Please convert the lines of the data below into a JSON list of strings, one string per line and no blank lines, starting at the line with "site-search-icon[interactable]: 🔍︎: [880, 92, 895, 106]" and running up to and including the line with "hero-overlay: [0, 183, 958, 645]".

##### Stored rows #####

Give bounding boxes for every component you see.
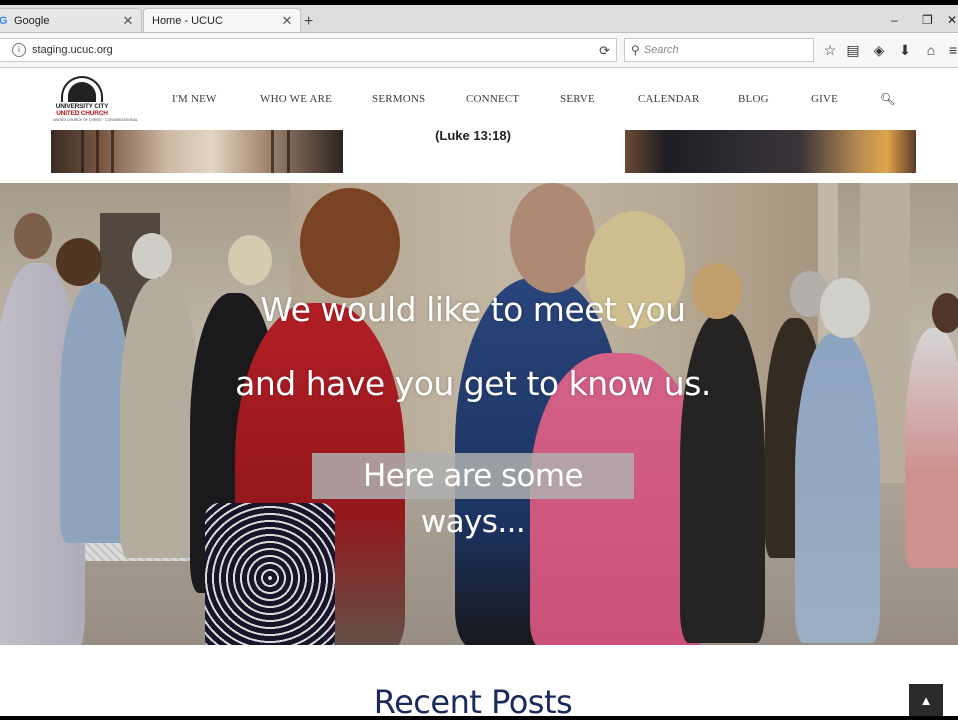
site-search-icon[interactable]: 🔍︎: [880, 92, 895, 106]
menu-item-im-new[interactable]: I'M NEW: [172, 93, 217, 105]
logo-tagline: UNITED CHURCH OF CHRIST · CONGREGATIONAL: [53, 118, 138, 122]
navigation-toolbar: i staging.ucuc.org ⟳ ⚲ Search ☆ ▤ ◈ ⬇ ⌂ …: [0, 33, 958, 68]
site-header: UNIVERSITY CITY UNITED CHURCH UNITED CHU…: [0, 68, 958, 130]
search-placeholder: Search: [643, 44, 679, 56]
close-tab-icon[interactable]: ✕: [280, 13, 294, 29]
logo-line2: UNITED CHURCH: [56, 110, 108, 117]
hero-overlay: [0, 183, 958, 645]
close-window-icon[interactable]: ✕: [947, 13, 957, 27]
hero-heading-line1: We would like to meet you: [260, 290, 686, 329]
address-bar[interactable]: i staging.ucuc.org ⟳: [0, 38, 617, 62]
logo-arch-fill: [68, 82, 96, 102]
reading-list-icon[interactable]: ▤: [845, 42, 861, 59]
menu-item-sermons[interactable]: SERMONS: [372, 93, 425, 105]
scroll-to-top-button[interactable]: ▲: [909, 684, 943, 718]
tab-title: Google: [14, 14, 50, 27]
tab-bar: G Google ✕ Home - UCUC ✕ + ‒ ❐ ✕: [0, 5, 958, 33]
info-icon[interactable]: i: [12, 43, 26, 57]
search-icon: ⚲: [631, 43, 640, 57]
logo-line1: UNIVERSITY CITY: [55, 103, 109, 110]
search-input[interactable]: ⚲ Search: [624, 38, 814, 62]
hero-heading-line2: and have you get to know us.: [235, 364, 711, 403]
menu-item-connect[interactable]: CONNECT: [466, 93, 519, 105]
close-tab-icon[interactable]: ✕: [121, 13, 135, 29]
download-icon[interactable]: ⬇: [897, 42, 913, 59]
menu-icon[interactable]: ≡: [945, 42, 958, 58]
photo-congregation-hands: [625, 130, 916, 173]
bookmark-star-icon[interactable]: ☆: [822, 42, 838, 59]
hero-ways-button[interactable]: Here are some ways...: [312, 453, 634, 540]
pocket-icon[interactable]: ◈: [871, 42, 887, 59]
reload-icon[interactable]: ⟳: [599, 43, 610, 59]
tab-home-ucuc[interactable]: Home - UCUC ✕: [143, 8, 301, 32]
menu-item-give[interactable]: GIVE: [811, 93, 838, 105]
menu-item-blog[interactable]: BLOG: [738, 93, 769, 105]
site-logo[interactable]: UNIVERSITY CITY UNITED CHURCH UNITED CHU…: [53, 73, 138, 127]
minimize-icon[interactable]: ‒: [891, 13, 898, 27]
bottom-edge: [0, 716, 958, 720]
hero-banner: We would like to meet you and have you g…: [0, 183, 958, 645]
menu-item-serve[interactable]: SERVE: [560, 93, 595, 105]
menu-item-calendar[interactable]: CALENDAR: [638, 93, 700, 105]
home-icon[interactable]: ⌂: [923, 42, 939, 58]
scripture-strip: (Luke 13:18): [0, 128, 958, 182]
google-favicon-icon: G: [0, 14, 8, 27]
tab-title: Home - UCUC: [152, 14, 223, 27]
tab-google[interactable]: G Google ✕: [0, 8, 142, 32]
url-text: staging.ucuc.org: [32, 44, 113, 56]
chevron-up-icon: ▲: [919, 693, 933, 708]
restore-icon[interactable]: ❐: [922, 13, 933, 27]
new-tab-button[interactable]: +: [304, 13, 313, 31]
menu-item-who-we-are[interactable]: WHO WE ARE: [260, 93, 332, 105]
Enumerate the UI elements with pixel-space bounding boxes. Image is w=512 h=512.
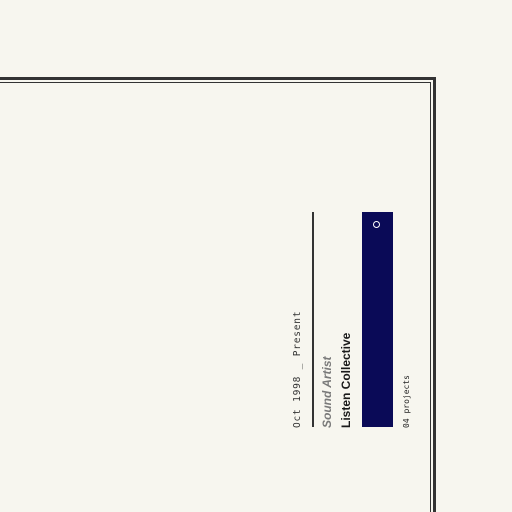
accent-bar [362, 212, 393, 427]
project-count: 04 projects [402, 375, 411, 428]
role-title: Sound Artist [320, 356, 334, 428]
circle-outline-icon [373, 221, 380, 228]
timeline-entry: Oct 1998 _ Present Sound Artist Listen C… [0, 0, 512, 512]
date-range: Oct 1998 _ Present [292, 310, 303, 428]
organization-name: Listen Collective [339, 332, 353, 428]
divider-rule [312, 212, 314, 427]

#####
##### Stored rows #####

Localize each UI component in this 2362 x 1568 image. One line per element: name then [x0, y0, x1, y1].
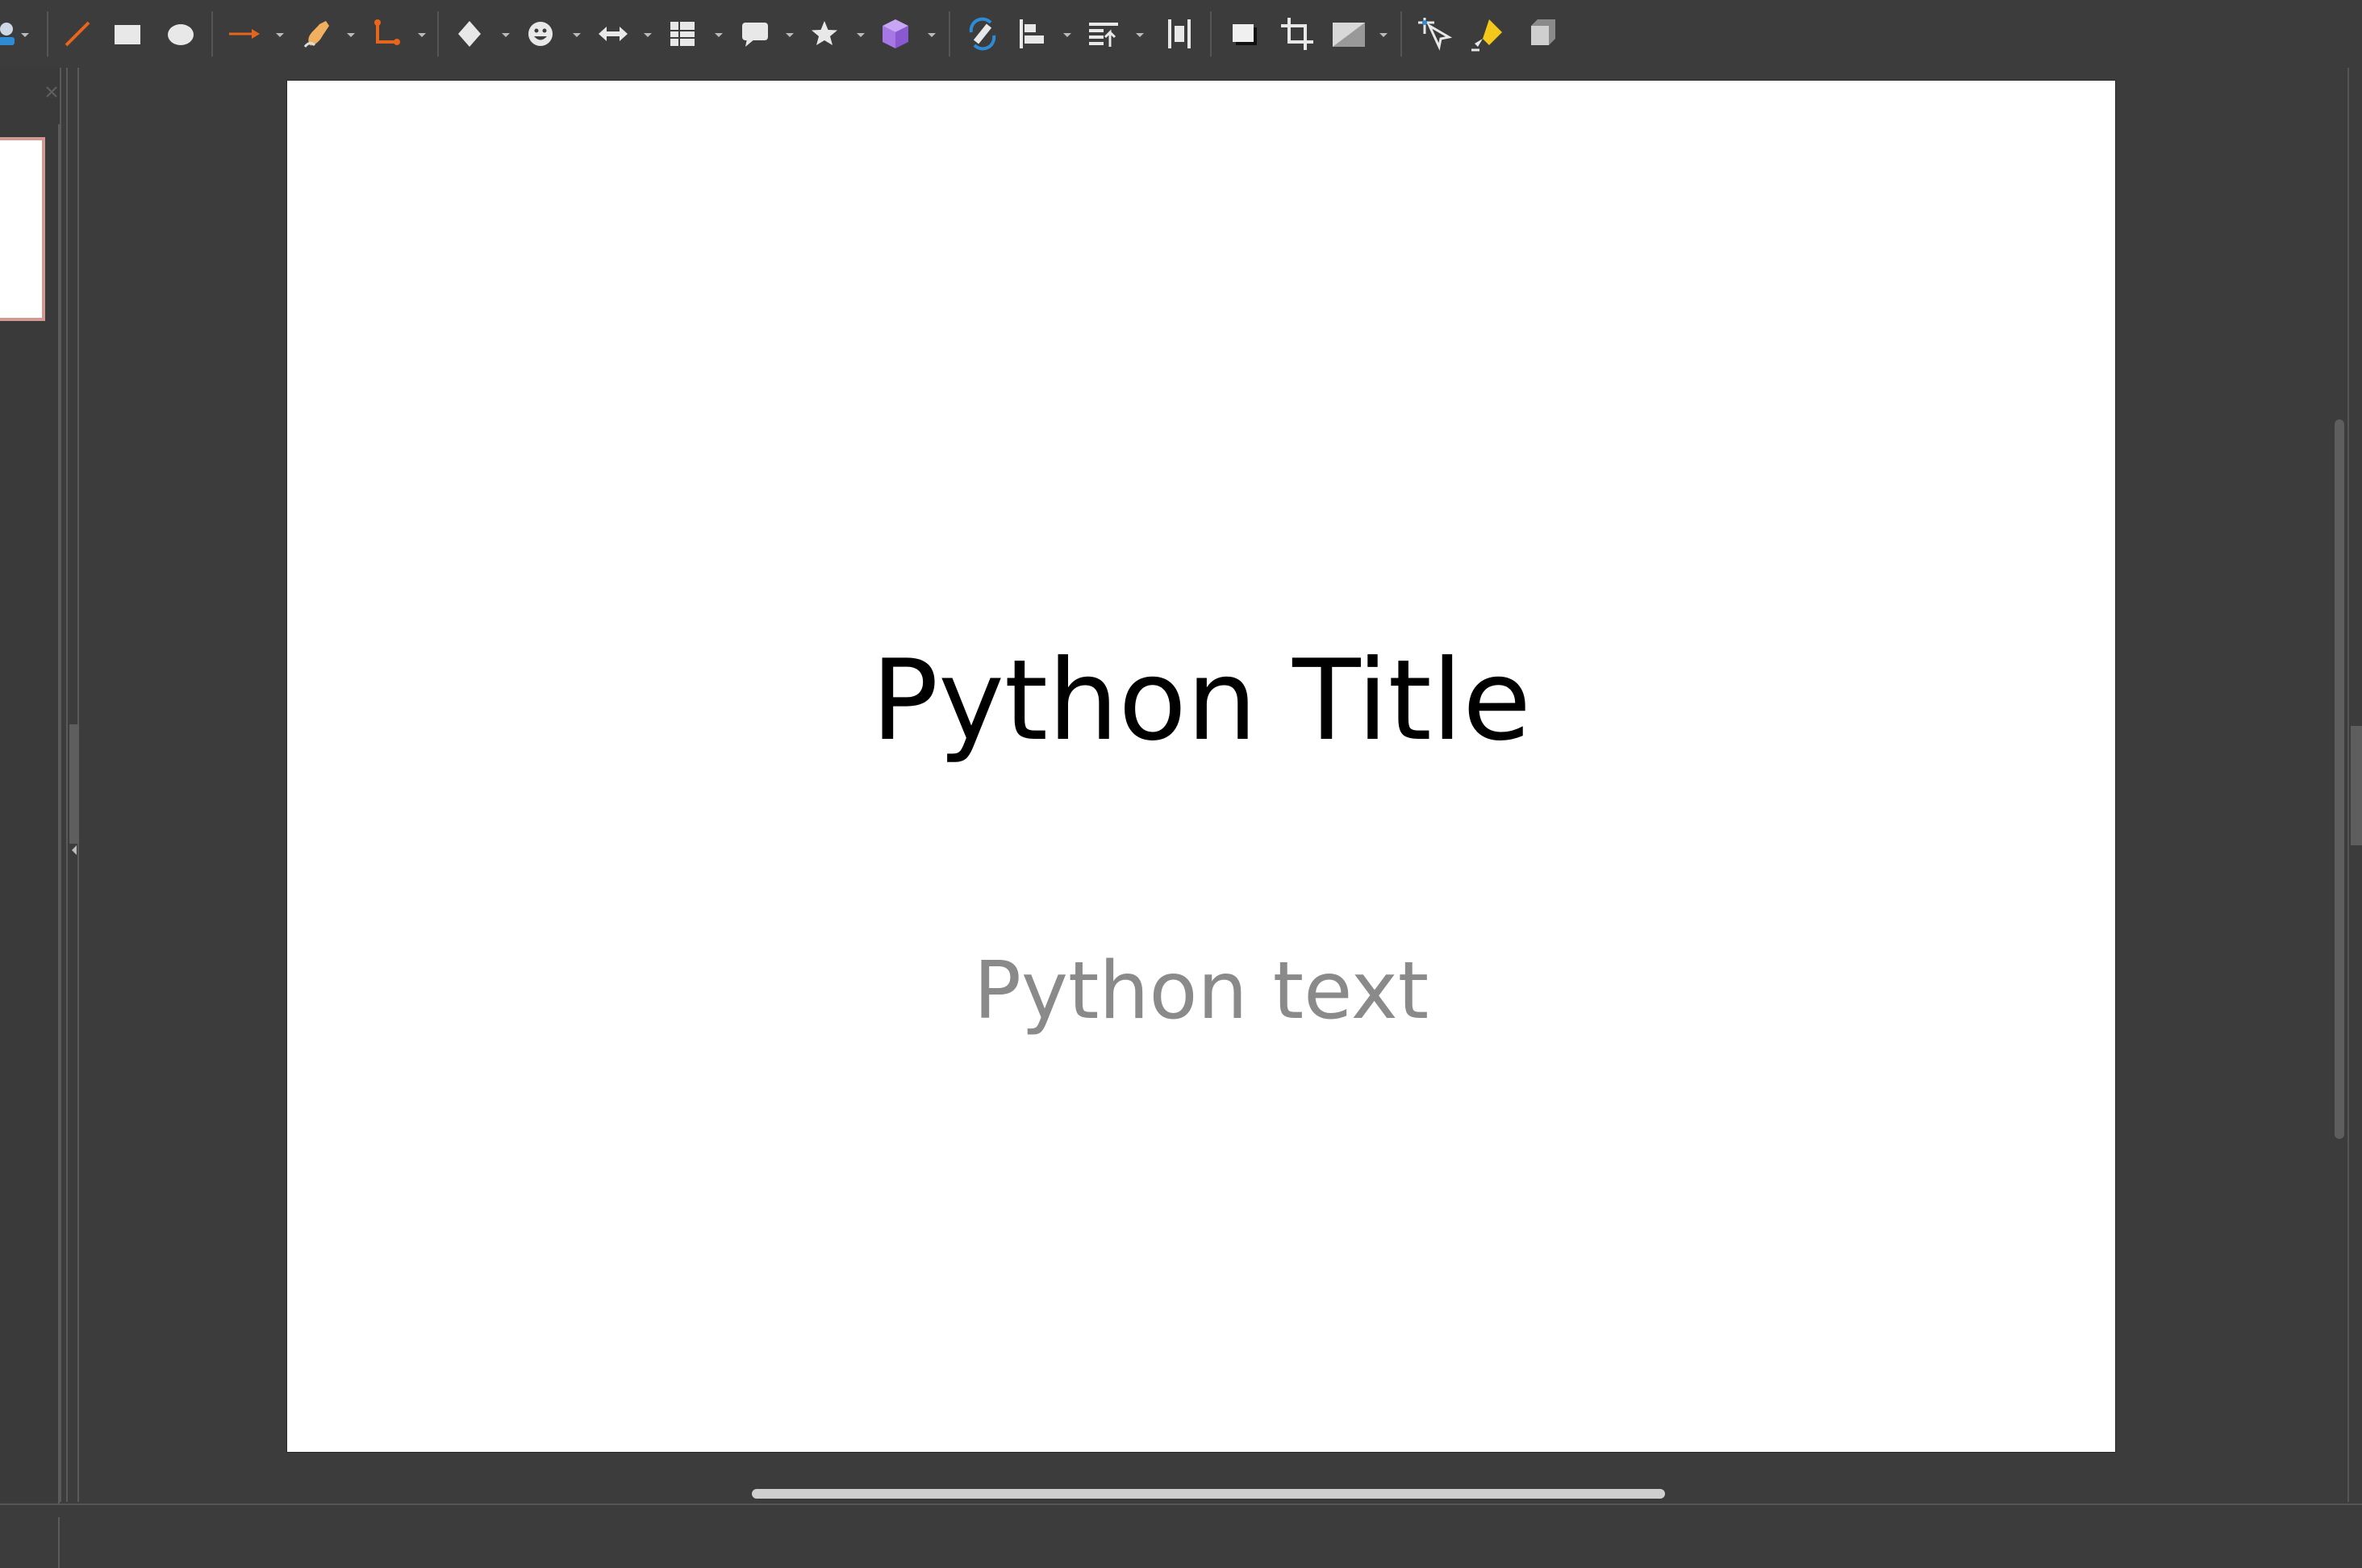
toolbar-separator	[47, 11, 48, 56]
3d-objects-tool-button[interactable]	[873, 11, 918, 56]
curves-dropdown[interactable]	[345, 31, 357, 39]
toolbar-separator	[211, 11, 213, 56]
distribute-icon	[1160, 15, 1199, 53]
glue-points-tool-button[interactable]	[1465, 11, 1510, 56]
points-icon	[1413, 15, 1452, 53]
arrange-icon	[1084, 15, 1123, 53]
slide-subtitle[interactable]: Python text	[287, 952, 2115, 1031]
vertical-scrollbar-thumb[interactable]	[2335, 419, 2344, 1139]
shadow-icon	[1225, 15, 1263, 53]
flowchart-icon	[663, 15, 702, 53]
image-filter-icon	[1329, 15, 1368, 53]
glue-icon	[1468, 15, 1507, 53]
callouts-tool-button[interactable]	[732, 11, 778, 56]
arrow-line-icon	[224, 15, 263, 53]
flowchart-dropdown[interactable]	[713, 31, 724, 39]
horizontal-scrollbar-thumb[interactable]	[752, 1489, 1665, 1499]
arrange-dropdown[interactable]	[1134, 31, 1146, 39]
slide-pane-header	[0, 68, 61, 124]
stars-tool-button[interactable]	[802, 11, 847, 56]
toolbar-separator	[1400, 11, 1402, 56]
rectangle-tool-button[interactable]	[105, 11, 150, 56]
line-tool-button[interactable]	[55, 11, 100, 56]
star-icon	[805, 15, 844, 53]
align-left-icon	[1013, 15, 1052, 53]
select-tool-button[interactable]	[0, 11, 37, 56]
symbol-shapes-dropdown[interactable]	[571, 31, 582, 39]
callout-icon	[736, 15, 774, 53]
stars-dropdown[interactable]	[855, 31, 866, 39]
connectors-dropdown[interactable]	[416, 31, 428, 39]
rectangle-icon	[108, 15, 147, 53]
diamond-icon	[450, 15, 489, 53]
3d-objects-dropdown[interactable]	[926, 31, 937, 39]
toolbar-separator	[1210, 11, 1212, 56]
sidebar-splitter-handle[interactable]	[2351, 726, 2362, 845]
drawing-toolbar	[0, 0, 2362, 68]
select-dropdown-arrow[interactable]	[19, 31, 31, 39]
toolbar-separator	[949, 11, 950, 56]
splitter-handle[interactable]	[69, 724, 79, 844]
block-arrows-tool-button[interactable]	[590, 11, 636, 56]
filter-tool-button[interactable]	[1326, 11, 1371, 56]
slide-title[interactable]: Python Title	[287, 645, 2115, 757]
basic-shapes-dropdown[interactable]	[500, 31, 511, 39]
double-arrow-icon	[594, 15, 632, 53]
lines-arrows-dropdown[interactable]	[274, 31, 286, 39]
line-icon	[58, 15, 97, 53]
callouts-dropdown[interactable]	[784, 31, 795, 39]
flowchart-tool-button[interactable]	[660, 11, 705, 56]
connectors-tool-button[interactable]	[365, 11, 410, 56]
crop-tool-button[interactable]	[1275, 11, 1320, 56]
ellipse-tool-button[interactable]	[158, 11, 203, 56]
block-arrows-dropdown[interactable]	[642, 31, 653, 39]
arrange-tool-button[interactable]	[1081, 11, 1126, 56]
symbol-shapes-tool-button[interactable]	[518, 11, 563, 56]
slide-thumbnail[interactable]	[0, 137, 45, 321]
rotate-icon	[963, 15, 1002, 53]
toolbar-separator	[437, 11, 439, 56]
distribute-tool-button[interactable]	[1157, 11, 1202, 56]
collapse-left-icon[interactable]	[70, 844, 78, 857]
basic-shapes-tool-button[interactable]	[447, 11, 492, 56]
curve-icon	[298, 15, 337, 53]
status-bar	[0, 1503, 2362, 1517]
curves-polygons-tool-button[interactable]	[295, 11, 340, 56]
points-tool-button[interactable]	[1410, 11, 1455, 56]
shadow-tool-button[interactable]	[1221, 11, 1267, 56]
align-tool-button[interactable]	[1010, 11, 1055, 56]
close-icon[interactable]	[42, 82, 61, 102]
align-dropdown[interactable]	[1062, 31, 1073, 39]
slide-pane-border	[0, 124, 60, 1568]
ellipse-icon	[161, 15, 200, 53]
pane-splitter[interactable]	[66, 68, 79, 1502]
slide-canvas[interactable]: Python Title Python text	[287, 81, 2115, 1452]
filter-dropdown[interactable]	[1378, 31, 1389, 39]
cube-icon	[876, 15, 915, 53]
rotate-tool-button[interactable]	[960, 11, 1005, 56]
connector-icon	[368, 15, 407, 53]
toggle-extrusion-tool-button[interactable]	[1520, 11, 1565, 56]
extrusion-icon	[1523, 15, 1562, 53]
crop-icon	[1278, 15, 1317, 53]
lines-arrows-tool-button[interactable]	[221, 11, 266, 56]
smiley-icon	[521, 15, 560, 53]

#####

Written response:
[
  "site-search-icon[interactable]: 🔍︎: [880, 92, 895, 106]",
  "menu-item-im-new[interactable]: I'M NEW: [172, 93, 217, 105]",
  "logo-tagline: UNITED CHURCH OF CHRIST · CONGREGATIONAL: [53, 118, 138, 122]",
  "navigation-toolbar: i staging.ucuc.org ⟳ ⚲ Search ☆ ▤ ◈ ⬇ ⌂ …: [0, 33, 958, 68]",
  "site-header: UNIVERSITY CITY UNITED CHURCH UNITED CHU…: [0, 68, 958, 130]",
  "search-placeholder: Search: [643, 44, 679, 56]",
  "close-tab-icon[interactable]: ✕: [280, 13, 294, 29]",
  "logo-line2: UNITED CHURCH: [56, 110, 108, 117]",
  "hero-overlay: [0, 183, 958, 645]"
]